EXERCISE INSTRUCTIONS: Copy out all the lines in the records that include the word "this".

INFORMATION SHOWN:
[Begin]

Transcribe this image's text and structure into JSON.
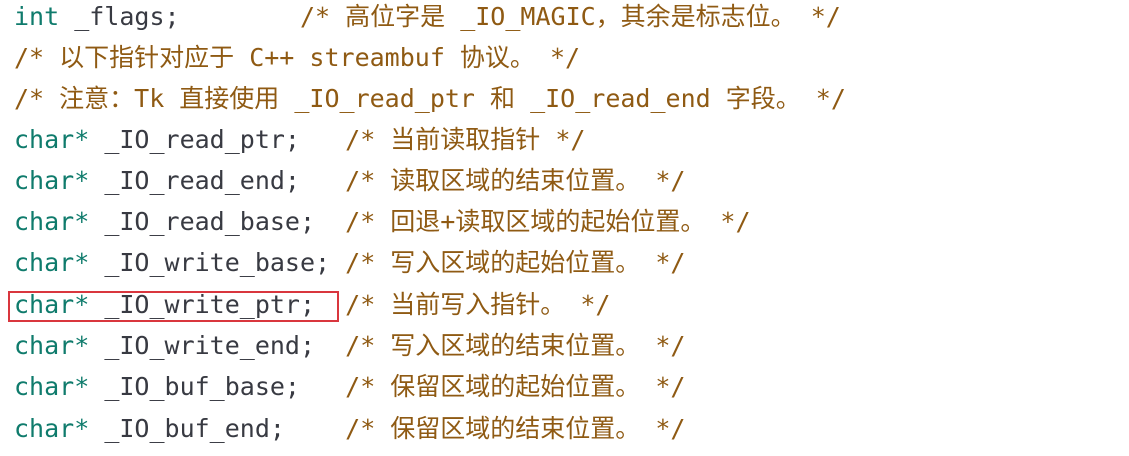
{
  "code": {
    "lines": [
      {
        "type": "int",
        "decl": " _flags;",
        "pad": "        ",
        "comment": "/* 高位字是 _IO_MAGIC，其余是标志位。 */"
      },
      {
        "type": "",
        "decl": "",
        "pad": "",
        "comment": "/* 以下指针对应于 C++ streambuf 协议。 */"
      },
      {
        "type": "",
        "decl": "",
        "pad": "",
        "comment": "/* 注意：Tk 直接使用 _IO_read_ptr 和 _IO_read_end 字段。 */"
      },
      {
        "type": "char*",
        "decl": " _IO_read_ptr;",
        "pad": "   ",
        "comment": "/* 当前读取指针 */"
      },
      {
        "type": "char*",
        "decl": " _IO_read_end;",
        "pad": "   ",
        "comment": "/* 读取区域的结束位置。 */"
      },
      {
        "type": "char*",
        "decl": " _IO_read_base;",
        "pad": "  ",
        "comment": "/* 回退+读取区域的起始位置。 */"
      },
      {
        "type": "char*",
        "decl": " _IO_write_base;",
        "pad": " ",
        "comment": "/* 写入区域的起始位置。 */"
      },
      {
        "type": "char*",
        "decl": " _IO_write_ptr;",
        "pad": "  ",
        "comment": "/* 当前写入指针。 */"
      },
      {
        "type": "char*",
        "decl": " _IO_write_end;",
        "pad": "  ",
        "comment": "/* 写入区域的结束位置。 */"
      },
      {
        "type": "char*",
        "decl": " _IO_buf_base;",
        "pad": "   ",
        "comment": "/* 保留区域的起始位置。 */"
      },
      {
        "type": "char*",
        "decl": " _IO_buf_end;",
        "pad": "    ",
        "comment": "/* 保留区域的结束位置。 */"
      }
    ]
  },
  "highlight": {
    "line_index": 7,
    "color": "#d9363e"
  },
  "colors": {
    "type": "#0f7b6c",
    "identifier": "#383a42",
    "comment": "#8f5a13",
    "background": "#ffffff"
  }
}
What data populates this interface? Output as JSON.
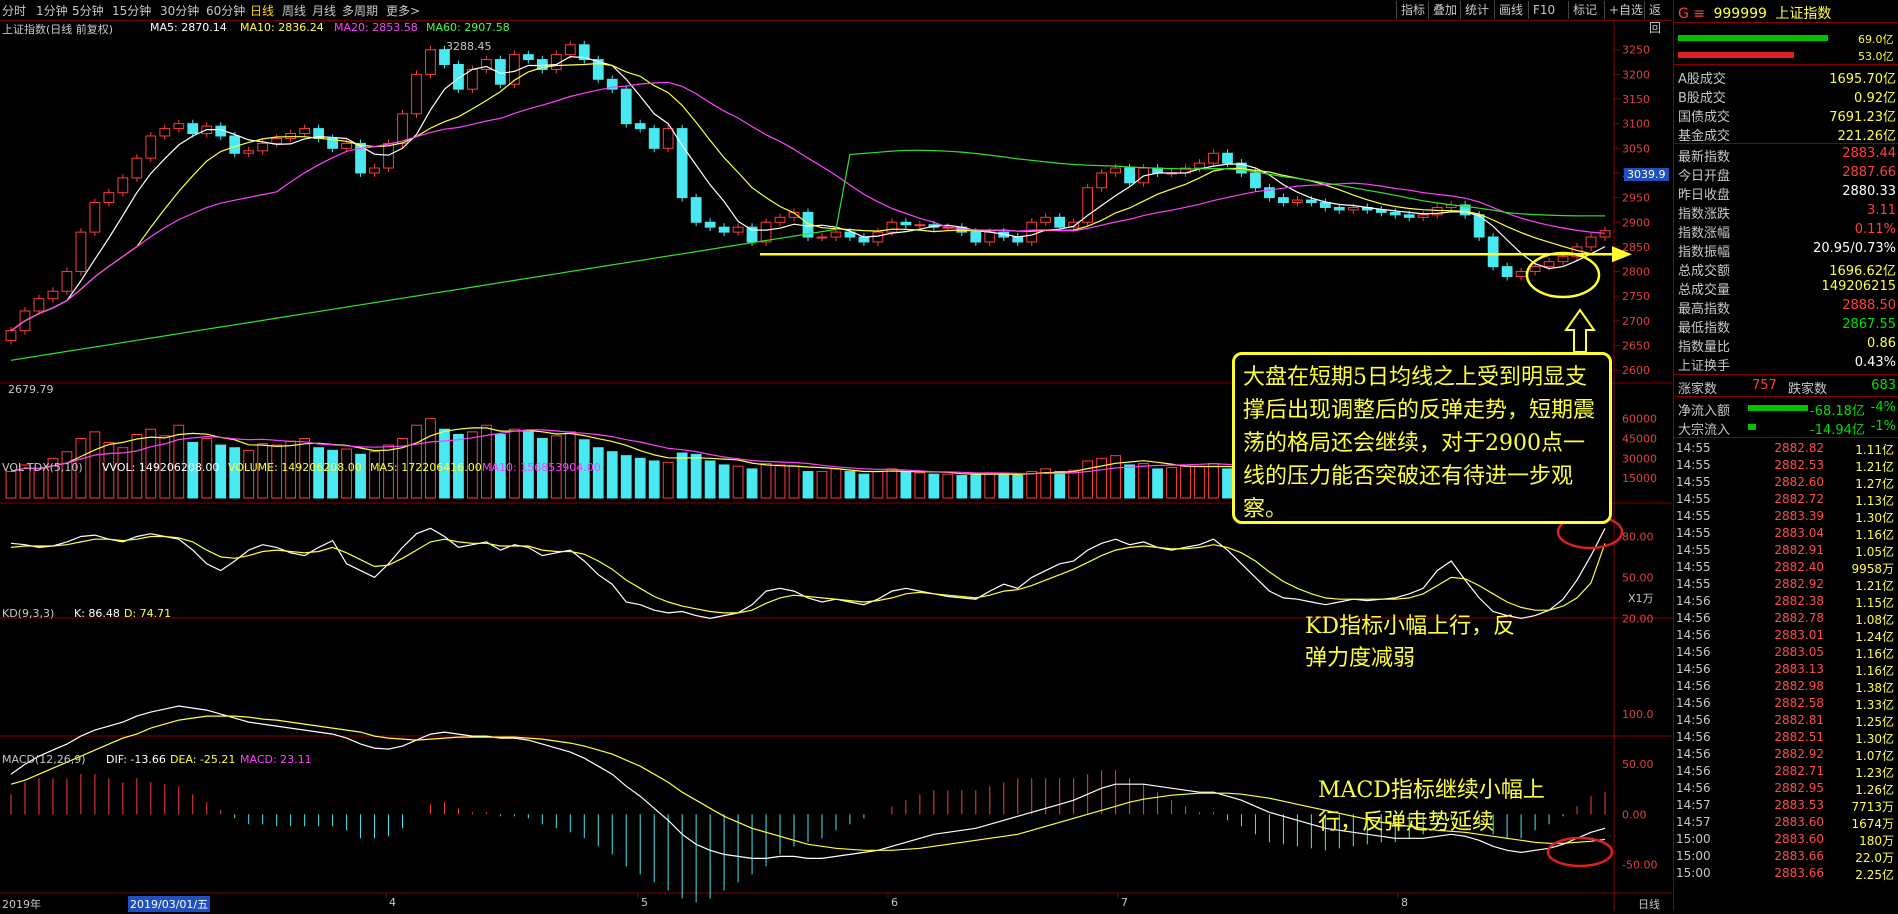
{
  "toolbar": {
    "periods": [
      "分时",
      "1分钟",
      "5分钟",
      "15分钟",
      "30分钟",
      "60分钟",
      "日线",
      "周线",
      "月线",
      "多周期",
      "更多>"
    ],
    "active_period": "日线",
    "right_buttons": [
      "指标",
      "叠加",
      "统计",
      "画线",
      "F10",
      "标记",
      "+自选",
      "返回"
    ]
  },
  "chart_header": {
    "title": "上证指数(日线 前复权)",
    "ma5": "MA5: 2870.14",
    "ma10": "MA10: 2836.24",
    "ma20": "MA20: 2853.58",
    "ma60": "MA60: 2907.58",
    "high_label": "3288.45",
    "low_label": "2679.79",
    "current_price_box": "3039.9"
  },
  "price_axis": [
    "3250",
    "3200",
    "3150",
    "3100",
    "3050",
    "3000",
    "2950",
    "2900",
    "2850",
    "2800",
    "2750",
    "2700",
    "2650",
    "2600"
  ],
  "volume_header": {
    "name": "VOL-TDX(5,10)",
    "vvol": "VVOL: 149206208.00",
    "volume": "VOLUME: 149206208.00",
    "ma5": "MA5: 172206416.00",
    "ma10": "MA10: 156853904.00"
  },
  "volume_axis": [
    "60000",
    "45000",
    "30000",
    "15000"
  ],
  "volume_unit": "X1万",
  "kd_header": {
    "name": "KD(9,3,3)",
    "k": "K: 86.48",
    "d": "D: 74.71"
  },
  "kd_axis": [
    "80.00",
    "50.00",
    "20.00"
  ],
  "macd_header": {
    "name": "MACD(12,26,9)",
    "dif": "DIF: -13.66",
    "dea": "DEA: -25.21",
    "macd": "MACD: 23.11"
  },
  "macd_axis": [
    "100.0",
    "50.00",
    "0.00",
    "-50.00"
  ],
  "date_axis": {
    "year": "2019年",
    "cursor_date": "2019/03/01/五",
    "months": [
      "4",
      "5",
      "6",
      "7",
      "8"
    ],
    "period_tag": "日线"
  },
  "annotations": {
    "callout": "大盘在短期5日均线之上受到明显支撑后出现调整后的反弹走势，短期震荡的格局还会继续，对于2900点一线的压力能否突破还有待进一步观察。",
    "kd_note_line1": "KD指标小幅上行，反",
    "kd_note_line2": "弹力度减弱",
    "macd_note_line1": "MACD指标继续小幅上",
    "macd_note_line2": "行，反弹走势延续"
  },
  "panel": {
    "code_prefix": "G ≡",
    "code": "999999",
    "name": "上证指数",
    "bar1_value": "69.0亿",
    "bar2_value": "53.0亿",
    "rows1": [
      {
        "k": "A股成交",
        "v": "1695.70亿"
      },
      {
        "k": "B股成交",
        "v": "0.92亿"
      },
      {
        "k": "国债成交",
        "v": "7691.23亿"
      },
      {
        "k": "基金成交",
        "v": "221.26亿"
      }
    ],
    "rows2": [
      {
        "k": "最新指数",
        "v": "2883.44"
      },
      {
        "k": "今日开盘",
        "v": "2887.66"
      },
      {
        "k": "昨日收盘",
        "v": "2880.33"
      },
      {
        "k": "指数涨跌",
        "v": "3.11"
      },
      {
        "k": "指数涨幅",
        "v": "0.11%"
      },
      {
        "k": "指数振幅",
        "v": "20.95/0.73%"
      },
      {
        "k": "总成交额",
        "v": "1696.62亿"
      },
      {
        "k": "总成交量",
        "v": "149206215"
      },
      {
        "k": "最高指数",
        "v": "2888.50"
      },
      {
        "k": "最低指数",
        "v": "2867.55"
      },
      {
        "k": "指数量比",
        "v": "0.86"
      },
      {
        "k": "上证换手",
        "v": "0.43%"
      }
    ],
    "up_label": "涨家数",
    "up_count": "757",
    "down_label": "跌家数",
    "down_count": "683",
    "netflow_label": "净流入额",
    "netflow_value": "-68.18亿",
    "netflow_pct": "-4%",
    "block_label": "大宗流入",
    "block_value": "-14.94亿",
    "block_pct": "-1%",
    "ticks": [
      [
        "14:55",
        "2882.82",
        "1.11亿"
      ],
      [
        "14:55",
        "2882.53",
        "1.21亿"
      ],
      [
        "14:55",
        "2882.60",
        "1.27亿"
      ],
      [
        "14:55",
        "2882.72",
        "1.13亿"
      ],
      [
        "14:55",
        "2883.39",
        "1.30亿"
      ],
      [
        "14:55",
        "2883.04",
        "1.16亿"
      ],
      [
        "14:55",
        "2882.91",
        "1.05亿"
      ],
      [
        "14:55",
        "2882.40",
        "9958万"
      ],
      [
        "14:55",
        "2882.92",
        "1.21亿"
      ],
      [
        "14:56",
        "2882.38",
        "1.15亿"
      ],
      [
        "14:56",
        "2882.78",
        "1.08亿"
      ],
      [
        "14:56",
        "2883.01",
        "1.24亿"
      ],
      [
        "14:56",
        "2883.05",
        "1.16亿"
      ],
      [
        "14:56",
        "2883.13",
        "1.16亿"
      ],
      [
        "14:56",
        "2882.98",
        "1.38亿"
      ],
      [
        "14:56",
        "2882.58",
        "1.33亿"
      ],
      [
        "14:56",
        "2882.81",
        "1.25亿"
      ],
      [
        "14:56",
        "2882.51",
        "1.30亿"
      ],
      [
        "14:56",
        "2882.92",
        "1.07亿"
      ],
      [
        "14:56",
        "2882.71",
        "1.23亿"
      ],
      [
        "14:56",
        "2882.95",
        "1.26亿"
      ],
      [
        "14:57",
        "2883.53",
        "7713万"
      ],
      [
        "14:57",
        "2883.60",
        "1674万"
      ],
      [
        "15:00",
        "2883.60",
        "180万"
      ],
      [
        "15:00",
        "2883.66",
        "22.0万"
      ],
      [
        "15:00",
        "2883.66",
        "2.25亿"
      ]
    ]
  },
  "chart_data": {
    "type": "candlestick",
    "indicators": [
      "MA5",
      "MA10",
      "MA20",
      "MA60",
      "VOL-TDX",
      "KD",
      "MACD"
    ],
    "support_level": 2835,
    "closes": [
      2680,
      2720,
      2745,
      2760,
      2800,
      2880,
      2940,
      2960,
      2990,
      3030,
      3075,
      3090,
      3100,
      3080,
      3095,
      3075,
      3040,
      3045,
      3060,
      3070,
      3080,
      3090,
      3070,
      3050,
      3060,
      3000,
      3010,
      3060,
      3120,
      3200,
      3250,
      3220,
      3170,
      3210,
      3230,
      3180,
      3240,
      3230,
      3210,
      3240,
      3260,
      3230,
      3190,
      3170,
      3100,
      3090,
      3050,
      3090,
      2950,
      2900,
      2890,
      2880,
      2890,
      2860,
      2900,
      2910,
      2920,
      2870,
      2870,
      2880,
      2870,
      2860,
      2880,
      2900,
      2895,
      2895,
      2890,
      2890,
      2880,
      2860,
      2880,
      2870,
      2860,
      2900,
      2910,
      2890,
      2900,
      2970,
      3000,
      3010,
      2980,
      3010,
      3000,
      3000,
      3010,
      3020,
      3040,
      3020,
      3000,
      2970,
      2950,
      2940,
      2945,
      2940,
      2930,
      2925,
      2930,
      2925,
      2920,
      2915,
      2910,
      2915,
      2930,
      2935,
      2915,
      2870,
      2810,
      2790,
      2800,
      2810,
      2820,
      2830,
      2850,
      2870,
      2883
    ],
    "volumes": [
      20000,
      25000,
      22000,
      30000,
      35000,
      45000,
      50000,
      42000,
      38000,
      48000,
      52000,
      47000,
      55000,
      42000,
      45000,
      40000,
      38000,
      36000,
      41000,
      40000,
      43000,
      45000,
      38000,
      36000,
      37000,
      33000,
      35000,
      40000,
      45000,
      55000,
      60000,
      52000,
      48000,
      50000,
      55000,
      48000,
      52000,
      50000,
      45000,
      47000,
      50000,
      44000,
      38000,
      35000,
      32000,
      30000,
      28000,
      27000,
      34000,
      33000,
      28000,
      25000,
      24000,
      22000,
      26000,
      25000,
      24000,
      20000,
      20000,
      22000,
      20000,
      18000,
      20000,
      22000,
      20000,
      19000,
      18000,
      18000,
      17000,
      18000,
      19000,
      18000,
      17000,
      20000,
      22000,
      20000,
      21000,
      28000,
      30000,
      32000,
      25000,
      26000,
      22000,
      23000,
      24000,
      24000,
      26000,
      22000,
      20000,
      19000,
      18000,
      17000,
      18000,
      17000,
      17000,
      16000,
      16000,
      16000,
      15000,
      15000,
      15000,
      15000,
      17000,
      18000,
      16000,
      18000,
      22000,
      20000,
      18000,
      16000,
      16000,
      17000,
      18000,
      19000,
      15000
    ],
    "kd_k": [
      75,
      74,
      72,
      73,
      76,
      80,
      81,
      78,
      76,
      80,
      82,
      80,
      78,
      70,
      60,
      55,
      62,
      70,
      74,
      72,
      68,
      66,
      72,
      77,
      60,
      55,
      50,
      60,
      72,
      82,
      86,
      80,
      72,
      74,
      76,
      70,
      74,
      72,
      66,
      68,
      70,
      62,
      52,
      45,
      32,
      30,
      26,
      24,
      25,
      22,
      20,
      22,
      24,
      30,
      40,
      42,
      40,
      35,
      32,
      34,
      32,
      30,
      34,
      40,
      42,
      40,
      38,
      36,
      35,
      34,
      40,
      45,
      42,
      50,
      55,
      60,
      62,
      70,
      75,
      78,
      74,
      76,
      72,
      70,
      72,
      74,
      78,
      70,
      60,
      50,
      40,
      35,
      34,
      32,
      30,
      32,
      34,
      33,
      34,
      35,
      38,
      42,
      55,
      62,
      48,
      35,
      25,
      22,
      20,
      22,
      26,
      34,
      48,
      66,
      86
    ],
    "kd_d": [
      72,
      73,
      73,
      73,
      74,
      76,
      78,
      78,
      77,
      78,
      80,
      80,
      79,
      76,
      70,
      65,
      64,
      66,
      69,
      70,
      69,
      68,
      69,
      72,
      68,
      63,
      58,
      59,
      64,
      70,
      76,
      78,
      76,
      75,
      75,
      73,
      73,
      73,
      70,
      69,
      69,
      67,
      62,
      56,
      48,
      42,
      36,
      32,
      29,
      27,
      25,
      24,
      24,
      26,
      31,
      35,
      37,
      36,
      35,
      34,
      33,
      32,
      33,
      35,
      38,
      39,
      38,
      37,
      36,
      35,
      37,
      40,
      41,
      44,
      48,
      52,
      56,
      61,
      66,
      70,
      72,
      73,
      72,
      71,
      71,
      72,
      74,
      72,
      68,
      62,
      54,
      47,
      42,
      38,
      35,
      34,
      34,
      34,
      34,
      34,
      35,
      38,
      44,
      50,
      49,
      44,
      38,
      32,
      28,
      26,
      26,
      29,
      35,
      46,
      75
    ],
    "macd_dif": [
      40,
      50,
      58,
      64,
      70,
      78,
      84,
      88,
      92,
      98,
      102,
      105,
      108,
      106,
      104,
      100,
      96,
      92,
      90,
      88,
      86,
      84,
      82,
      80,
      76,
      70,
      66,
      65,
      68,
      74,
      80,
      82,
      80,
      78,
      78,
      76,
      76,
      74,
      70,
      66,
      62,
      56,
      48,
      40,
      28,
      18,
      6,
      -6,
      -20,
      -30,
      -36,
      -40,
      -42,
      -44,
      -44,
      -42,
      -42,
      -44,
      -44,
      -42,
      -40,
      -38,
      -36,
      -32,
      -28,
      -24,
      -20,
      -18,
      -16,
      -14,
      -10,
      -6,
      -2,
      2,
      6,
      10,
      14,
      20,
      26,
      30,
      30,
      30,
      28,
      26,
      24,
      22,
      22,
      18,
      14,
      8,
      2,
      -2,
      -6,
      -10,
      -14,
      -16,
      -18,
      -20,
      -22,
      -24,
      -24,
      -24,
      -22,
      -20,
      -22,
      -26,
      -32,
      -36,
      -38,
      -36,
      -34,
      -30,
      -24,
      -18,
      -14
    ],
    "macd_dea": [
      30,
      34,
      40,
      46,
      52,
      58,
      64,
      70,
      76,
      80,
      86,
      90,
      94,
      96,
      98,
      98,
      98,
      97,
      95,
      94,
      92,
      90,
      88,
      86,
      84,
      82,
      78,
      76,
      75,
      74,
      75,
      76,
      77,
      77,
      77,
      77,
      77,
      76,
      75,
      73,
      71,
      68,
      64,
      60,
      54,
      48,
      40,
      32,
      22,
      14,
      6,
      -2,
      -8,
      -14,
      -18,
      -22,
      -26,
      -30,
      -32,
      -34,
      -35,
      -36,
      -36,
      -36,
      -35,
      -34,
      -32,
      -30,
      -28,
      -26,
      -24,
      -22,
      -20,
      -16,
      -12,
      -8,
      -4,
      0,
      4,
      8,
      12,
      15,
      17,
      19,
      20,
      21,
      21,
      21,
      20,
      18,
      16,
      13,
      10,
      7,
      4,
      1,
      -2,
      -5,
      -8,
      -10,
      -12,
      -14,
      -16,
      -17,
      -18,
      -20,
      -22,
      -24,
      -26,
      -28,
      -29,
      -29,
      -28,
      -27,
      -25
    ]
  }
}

[End]

RESPONSE BELOW:
Transcribe this image's text and structure into JSON.
What data populates this interface? Output as JSON.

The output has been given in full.